**SHORT TASK:**
All lines in which the word "this" occurs are to be extracted.

**MATERIAL SHOWN:**
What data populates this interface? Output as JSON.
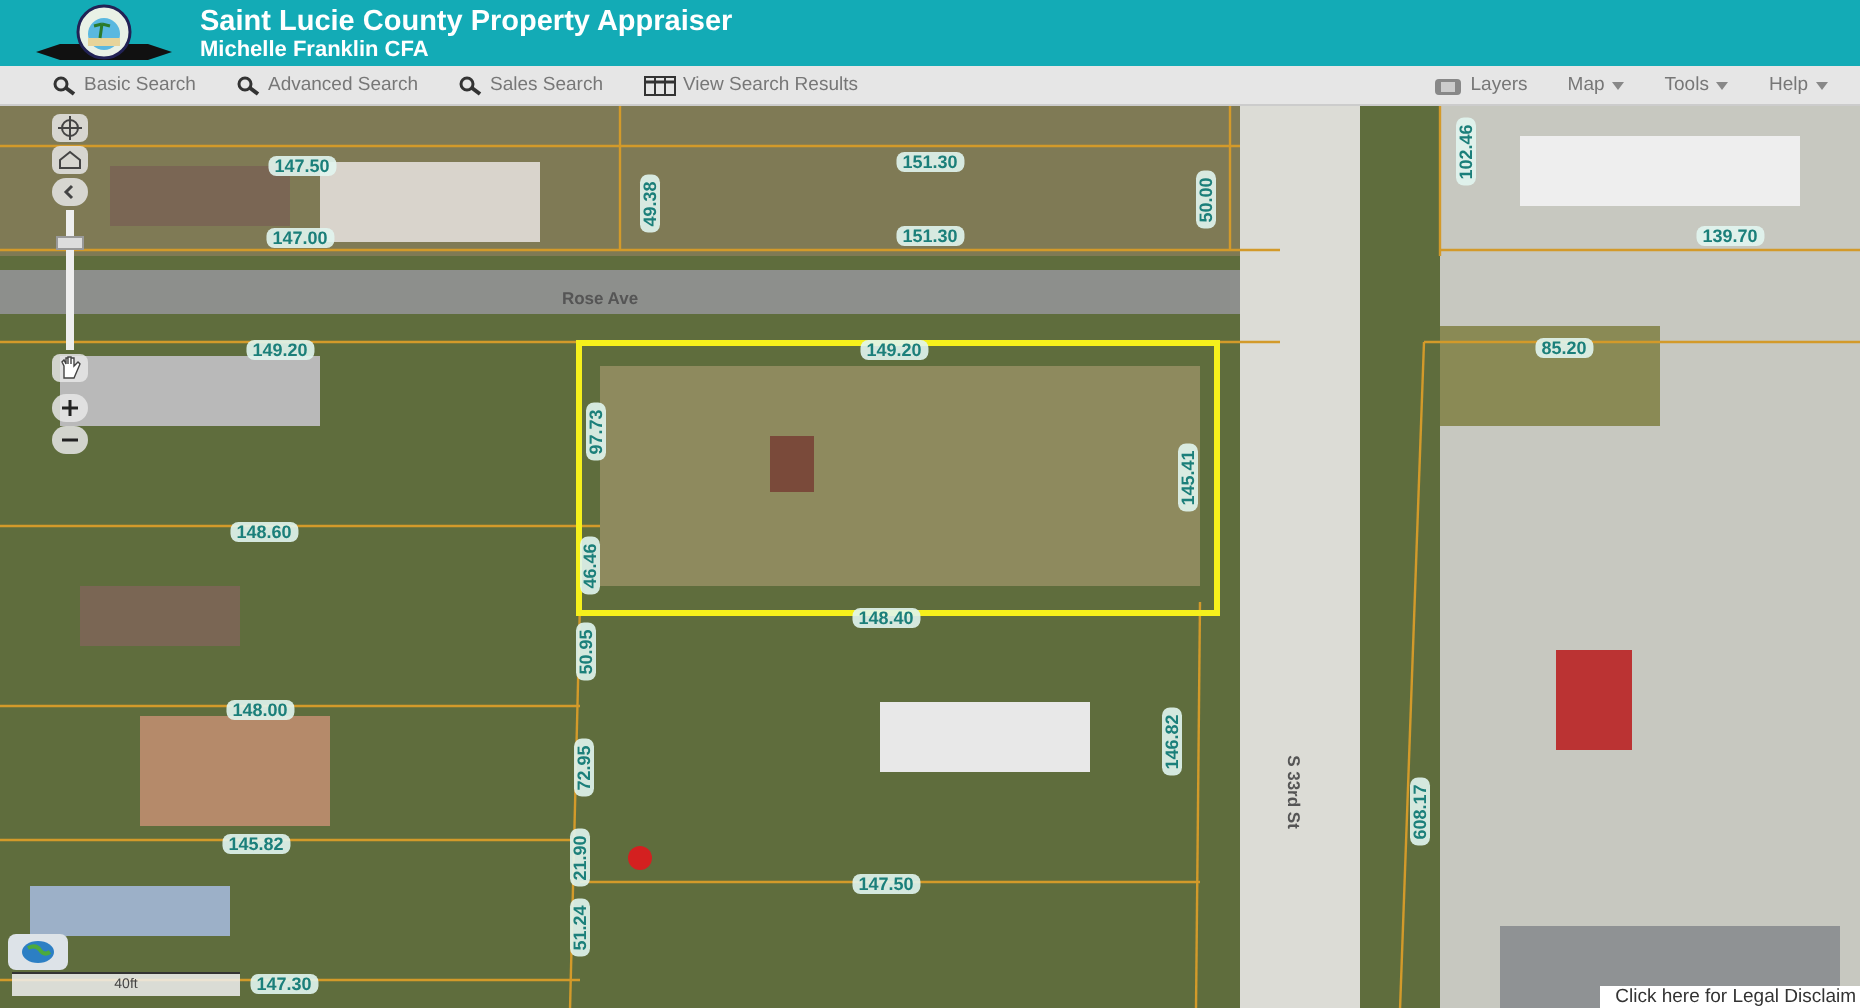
{
  "header": {
    "title": "Saint Lucie County Property Appraiser",
    "subtitle": "Michelle Franklin CFA"
  },
  "toolbar": {
    "left": [
      {
        "label": "Basic Search",
        "kind": "search"
      },
      {
        "label": "Advanced Search",
        "kind": "search"
      },
      {
        "label": "Sales Search",
        "kind": "search"
      },
      {
        "label": "View Search Results",
        "kind": "results"
      }
    ],
    "right": [
      {
        "label": "Layers",
        "kind": "layers"
      },
      {
        "label": "Map",
        "kind": "menu"
      },
      {
        "label": "Tools",
        "kind": "menu"
      },
      {
        "label": "Help",
        "kind": "menu"
      }
    ]
  },
  "map": {
    "zoom_slider": {
      "level": 0.8
    },
    "labels": [
      {
        "text": "147.50",
        "kind": "horizontal"
      },
      {
        "text": "151.30",
        "kind": "horizontal"
      },
      {
        "text": "147.00",
        "kind": "horizontal"
      },
      {
        "text": "151.30",
        "kind": "horizontal"
      },
      {
        "text": "49.38",
        "kind": "vertical"
      },
      {
        "text": "50.00",
        "kind": "vertical"
      },
      {
        "text": "102.46",
        "kind": "vertical"
      },
      {
        "text": "139.70",
        "kind": "horizontal"
      },
      {
        "text": "Rose Ave",
        "kind": "street"
      },
      {
        "text": "149.20",
        "kind": "horizontal"
      },
      {
        "text": "149.20",
        "kind": "horizontal"
      },
      {
        "text": "85.20",
        "kind": "horizontal"
      },
      {
        "text": "97.73",
        "kind": "vertical"
      },
      {
        "text": "145.41",
        "kind": "vertical"
      },
      {
        "text": "46.46",
        "kind": "vertical"
      },
      {
        "text": "148.60",
        "kind": "horizontal"
      },
      {
        "text": "148.40",
        "kind": "horizontal"
      },
      {
        "text": "50.95",
        "kind": "vertical"
      },
      {
        "text": "148.00",
        "kind": "horizontal"
      },
      {
        "text": "72.95",
        "kind": "vertical"
      },
      {
        "text": "146.82",
        "kind": "vertical"
      },
      {
        "text": "S 33rd St",
        "kind": "street-vertical"
      },
      {
        "text": "608.17",
        "kind": "vertical"
      },
      {
        "text": "145.82",
        "kind": "horizontal"
      },
      {
        "text": "21.90",
        "kind": "vertical"
      },
      {
        "text": "147.50",
        "kind": "horizontal"
      },
      {
        "text": "51.24",
        "kind": "vertical"
      },
      {
        "text": "147.30",
        "kind": "horizontal"
      }
    ],
    "scale": "40ft",
    "disclaimer": "Click here for Legal Disclaim"
  }
}
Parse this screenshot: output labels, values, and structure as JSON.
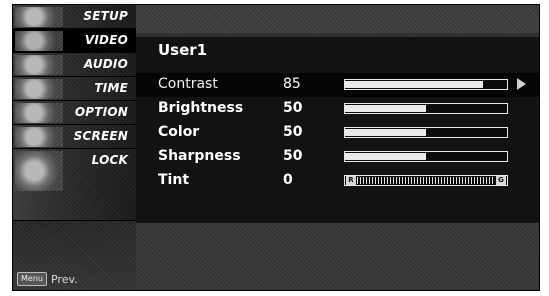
{
  "sidebar": {
    "items": [
      {
        "label": "SETUP"
      },
      {
        "label": "VIDEO"
      },
      {
        "label": "AUDIO"
      },
      {
        "label": "TIME"
      },
      {
        "label": "OPTION"
      },
      {
        "label": "SCREEN"
      },
      {
        "label": "LOCK"
      }
    ],
    "active_index": 1,
    "prev_key": "Menu",
    "prev_label": "Prev."
  },
  "panel": {
    "title": "User1",
    "rows": [
      {
        "label": "Contrast",
        "value": "85",
        "level": 0.85,
        "selected": true
      },
      {
        "label": "Brightness",
        "value": "50",
        "level": 0.5
      },
      {
        "label": "Color",
        "value": "50",
        "level": 0.5
      },
      {
        "label": "Sharpness",
        "value": "50",
        "level": 0.5
      },
      {
        "label": "Tint",
        "value": "0",
        "tint_left": "R",
        "tint_right": "G"
      }
    ]
  }
}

**RESULT:**
What data populates this interface? Output as JSON.
Parse this screenshot: output labels, values, and structure as JSON.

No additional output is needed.